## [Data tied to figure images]
══════════
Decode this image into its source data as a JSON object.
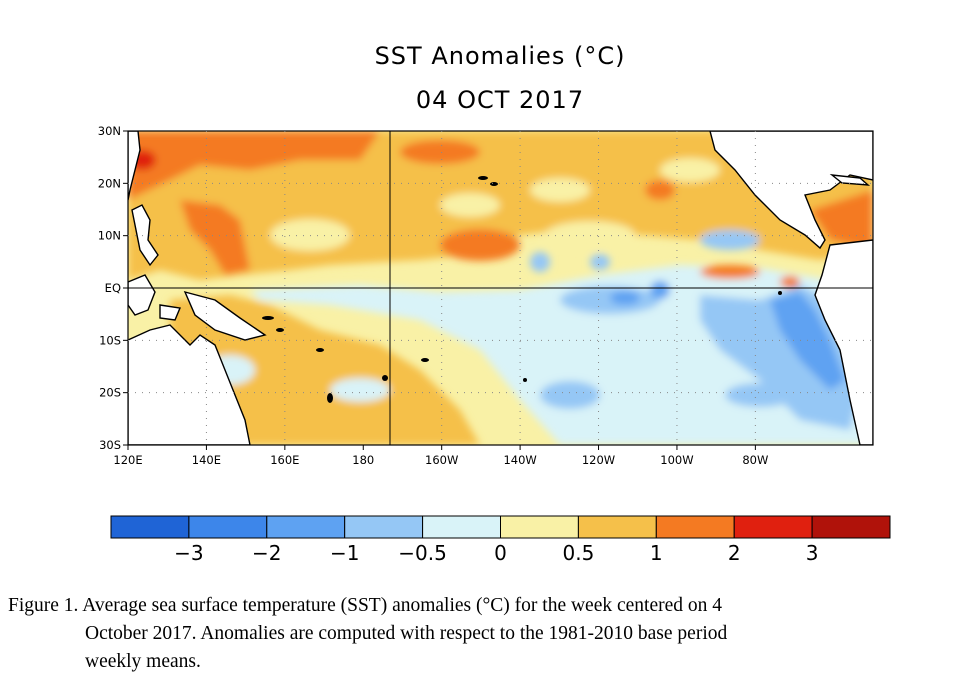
{
  "figure": {
    "title": "SST Anomalies (°C)",
    "date": "04 OCT 2017",
    "lat_labels": [
      "30N",
      "20N",
      "10N",
      "EQ",
      "10S",
      "20S",
      "30S"
    ],
    "lon_labels": [
      "120E",
      "140E",
      "160E",
      "180",
      "160W",
      "140W",
      "120W",
      "100W",
      "80W"
    ],
    "colorbar": {
      "colors": [
        "#1f64d6",
        "#3d86ea",
        "#5ea2f2",
        "#95c7f5",
        "#d9f3f8",
        "#f9f1a6",
        "#f5c04a",
        "#f47a22",
        "#e0200f",
        "#b0120a"
      ],
      "tick_labels": [
        "−3",
        "−2",
        "−1",
        "−0.5",
        "0",
        "0.5",
        "1",
        "2",
        "3"
      ]
    },
    "caption": [
      "Figure 1. Average sea surface temperature (SST) anomalies (°C) for the week centered on 4",
      "October 2017.  Anomalies are computed with respect to the 1981-2010 base period",
      "weekly means."
    ]
  }
}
══════════
## [WHAT TO DO]
Drop the images and quote the entries word for word.

## [RESULT OF THIS TASK]
Decode this image into its source data as a JSON object.
{
  "figure": {
    "title": "SST Anomalies (°C)",
    "date": "04 OCT 2017",
    "lat_labels": [
      "30N",
      "20N",
      "10N",
      "EQ",
      "10S",
      "20S",
      "30S"
    ],
    "lon_labels": [
      "120E",
      "140E",
      "160E",
      "180",
      "160W",
      "140W",
      "120W",
      "100W",
      "80W"
    ],
    "colorbar": {
      "colors": [
        "#1f64d6",
        "#3d86ea",
        "#5ea2f2",
        "#95c7f5",
        "#d9f3f8",
        "#f9f1a6",
        "#f5c04a",
        "#f47a22",
        "#e0200f",
        "#b0120a"
      ],
      "tick_labels": [
        "−3",
        "−2",
        "−1",
        "−0.5",
        "0",
        "0.5",
        "1",
        "2",
        "3"
      ]
    },
    "caption": [
      "Figure 1. Average sea surface temperature (SST) anomalies (°C) for the week centered on 4",
      "October 2017.  Anomalies are computed with respect to the 1981-2010 base period",
      "weekly means."
    ]
  }
}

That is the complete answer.